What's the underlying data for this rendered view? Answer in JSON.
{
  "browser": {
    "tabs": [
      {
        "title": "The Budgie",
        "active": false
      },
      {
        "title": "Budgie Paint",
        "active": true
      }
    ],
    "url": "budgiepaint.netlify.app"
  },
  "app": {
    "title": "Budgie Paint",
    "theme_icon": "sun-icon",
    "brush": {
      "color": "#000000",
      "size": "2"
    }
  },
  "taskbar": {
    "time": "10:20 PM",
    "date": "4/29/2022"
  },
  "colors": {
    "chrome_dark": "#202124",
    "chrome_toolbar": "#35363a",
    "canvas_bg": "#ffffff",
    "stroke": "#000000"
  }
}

==

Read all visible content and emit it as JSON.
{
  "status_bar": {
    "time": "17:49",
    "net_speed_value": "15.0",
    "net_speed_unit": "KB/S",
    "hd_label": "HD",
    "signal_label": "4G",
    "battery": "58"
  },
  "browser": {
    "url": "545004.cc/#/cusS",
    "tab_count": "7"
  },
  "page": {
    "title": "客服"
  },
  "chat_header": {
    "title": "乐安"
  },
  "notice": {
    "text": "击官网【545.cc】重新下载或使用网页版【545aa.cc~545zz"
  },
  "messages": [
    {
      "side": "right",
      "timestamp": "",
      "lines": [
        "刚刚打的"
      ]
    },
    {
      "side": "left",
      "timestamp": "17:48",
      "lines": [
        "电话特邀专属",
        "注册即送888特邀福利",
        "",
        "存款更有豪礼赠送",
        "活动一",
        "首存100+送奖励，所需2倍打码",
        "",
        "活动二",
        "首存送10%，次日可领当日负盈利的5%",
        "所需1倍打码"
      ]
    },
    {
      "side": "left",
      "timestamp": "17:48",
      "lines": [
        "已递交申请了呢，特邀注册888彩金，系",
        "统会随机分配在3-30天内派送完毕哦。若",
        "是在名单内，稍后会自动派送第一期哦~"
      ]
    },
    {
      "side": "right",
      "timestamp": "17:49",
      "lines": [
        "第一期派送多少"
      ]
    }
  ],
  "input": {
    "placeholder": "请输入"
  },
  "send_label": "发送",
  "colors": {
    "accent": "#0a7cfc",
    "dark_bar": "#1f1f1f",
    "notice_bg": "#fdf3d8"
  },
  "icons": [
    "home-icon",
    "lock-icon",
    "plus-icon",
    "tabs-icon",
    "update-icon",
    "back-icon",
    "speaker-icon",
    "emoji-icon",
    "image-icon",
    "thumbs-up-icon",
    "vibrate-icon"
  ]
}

What to do
Count all lines of the data that include "timestamp". The answer is the number alone.

The output
4